1 (edited by dpenava 2010-04-14 12:00:39)

Topic: Composite steel-concrete sturctures in 3D and 2D

I'm looking for informations about possibilites for modelling of composite structures in 2D and 3D. Is there a possibility to model a composite structure assembled from steel I carrier and concrete plate above mutualy connected with shear connectors? Additionaly, is it possible to use shell elements to model a steel member, solid element to model concrete and line element to model the shear connector? Is there in general possibility to analyze frame structure assembled from line elements to obtain internal force diagrams?

Thank you!

Re: Composite steel-concrete sturctures in 3D and 2D

Yes, for such a structure in ATENA this modeling sounds reasonable - shells for the steel profile, solids for the concrete. Unfortunately, the normal embedded reinforcement elements are only uniaxial with no shear or bending resistance, which means you need to model them in 3D and then assign
a) shell elements (if bending/shear of the connectors is only significant in 1 direction; available in both  3D Engineering and Science), or
b) beam elements (by now only available from ATENA Sci/GiD - see section 5.3.2 Beam Material in the ATENA-GiD User's Manual).

DATA SHOWN
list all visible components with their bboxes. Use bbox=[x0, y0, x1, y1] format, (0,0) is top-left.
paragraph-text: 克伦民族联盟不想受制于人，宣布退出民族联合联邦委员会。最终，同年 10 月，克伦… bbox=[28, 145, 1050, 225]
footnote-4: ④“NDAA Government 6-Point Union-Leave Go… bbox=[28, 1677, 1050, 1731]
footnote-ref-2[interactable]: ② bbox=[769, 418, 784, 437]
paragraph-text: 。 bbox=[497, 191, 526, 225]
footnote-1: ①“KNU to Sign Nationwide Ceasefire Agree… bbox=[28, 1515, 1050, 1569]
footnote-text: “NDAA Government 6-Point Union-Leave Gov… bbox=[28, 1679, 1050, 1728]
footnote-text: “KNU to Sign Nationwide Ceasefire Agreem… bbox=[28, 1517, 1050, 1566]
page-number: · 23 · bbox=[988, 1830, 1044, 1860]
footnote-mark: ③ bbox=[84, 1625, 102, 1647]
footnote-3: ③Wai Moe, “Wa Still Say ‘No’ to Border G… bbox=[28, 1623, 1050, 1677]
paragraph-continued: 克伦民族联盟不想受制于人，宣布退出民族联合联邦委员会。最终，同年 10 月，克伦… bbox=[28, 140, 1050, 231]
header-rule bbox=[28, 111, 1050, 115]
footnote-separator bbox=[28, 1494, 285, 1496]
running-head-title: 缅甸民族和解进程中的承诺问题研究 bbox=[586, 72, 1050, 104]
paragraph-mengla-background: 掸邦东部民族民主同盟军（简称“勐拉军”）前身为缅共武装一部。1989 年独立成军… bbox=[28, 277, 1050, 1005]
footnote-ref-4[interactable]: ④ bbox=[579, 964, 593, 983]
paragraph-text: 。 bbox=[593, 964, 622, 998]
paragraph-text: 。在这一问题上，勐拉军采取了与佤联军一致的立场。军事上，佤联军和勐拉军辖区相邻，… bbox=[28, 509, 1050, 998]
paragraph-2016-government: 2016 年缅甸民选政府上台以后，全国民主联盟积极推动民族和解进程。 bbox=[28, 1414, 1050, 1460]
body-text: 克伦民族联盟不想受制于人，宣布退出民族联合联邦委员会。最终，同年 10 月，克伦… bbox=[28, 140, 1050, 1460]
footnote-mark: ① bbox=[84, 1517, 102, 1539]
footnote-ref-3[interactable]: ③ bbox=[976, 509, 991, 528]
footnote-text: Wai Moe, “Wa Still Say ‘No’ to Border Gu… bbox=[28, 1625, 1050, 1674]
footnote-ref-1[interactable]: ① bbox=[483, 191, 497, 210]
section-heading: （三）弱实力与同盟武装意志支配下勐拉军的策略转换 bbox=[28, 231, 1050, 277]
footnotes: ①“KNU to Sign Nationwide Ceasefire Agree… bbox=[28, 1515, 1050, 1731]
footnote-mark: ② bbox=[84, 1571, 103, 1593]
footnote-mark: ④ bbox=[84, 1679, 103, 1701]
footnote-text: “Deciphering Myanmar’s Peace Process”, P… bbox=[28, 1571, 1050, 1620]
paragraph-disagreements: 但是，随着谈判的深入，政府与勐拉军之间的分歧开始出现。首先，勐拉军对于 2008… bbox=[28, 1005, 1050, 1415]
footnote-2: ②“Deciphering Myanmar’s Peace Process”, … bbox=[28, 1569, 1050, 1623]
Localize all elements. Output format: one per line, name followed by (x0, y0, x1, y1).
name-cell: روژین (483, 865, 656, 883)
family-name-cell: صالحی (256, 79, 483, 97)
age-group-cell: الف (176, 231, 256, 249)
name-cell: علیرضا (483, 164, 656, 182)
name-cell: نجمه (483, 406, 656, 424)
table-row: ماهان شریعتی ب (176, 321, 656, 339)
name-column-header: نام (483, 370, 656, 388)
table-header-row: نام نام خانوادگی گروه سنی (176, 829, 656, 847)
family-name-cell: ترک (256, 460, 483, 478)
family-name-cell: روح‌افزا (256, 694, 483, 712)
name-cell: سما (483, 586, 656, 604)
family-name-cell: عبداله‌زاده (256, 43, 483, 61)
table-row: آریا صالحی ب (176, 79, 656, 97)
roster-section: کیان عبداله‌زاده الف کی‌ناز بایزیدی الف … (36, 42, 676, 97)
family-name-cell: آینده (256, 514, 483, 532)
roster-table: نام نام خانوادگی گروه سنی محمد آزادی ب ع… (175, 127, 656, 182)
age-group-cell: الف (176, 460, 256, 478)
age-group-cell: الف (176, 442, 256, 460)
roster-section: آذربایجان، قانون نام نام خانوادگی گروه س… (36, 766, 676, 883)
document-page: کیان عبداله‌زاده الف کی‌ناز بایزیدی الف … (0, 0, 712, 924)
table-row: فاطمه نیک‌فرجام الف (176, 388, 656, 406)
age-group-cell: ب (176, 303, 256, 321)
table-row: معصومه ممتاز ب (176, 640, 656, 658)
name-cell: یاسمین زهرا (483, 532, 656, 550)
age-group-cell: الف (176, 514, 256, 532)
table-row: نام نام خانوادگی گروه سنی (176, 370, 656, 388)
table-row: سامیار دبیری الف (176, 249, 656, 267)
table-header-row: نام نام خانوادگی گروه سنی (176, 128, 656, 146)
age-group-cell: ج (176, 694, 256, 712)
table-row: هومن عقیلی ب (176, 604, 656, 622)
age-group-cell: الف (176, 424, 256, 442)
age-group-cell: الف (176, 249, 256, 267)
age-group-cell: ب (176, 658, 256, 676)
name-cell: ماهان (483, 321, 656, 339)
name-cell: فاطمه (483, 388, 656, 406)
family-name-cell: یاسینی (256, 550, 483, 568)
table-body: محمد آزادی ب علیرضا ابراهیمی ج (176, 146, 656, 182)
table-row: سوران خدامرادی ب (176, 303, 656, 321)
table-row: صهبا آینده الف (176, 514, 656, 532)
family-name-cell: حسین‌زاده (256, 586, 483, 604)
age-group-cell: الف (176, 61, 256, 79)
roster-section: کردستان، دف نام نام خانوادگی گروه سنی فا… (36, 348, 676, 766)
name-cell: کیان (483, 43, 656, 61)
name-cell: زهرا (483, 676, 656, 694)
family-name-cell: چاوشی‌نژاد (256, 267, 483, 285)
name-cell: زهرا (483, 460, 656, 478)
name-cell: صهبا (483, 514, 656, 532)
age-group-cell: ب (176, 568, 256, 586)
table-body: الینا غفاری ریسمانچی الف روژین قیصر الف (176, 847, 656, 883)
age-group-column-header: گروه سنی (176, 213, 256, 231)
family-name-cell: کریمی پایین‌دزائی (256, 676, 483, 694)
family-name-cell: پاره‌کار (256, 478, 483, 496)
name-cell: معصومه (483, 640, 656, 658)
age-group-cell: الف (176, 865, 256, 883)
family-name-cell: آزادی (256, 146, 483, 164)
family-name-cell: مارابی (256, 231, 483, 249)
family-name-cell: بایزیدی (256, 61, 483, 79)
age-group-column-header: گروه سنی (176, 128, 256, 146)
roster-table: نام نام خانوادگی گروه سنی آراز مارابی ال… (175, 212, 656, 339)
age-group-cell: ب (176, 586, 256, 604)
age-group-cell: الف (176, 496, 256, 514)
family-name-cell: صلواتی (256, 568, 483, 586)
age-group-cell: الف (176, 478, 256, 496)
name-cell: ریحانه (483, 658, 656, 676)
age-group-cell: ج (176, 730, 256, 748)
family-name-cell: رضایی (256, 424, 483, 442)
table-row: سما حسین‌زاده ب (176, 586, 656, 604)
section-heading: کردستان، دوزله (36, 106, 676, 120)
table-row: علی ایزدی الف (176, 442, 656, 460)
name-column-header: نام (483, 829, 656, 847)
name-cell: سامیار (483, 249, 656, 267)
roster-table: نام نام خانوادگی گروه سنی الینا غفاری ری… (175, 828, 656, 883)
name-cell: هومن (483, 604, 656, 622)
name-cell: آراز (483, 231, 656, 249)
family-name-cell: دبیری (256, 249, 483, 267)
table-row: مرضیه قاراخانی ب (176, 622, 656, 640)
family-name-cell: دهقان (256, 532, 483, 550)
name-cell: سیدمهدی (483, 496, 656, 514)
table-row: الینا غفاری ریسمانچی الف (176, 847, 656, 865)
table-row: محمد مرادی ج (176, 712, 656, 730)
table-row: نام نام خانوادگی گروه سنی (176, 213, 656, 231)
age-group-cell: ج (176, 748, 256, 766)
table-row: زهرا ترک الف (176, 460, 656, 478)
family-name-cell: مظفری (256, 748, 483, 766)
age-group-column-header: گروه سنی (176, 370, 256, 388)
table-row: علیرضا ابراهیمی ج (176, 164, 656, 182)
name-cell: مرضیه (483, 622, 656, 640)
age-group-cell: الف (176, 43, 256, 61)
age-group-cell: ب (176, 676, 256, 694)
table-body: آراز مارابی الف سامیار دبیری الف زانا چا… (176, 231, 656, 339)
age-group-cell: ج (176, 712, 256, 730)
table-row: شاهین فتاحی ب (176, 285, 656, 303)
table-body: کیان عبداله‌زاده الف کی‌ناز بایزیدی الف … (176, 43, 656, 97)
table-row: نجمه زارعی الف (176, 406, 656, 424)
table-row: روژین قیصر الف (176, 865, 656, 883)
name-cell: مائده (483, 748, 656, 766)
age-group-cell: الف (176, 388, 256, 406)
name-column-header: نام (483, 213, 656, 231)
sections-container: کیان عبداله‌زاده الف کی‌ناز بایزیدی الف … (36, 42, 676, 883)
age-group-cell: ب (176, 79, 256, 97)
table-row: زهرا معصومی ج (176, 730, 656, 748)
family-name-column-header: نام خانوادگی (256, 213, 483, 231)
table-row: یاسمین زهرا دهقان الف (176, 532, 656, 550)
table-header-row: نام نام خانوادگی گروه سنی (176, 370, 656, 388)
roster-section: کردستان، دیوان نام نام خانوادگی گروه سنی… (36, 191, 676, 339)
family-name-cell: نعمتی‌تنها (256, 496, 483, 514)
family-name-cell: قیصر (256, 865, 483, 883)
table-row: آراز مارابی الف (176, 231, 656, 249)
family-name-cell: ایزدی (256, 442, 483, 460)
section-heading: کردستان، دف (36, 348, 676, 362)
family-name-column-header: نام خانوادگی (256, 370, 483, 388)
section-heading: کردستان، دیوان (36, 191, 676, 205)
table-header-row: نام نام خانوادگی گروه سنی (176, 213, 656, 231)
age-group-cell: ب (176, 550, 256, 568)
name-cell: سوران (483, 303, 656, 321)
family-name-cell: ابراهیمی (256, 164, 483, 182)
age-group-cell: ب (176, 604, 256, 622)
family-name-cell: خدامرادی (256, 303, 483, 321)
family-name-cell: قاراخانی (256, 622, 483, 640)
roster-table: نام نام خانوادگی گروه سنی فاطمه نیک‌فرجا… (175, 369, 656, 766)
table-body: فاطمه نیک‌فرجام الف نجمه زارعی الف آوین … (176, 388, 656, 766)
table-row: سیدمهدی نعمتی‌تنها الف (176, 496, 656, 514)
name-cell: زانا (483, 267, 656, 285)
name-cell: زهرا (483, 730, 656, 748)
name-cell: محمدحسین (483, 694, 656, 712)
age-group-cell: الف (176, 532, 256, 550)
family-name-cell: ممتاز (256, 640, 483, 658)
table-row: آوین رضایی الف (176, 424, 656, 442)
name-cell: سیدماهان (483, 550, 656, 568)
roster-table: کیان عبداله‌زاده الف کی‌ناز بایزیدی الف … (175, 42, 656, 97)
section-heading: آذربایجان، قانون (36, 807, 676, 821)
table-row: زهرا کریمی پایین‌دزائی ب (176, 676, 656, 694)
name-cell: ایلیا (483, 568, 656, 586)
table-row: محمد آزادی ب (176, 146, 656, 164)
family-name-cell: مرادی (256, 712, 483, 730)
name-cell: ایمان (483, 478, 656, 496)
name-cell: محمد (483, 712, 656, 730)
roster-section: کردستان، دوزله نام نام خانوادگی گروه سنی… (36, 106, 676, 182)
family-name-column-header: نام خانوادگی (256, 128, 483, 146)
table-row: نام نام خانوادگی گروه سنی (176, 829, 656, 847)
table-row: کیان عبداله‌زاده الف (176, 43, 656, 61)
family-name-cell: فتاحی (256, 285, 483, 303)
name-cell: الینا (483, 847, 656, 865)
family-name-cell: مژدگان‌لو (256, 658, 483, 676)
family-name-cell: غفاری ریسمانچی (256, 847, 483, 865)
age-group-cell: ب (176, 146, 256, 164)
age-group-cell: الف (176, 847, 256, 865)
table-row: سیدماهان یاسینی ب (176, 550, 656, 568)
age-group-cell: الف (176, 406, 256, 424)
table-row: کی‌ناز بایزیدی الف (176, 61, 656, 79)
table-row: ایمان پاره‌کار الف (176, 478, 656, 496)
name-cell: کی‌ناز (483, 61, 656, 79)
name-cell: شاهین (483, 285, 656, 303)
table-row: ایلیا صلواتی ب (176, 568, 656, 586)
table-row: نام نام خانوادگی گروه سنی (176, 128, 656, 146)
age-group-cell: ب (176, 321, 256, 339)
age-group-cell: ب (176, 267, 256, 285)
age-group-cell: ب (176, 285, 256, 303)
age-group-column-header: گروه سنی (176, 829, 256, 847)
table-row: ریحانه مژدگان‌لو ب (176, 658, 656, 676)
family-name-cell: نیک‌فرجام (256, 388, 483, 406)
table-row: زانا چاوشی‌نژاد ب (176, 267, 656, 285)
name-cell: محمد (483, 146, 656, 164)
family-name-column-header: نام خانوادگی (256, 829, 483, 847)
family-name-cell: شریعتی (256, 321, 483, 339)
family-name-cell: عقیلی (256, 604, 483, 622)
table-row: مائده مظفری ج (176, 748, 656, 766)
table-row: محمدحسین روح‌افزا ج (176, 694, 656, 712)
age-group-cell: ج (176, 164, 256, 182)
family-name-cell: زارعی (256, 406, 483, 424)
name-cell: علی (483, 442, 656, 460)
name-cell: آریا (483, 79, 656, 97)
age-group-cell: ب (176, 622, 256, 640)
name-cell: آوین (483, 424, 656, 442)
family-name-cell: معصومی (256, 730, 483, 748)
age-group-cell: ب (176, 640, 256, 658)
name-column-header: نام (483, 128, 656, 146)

TASK STATEMENT
In the forum thread on composite steel-concrete structures, what limitation of the normal embedded reinforcement elements does the reply point out? The data come from a source unrelated to the forum thread on composite steel-concrete structures.

SOLUTION FOR THIS TASK
They are only uniaxial and have no shear or bending resistance.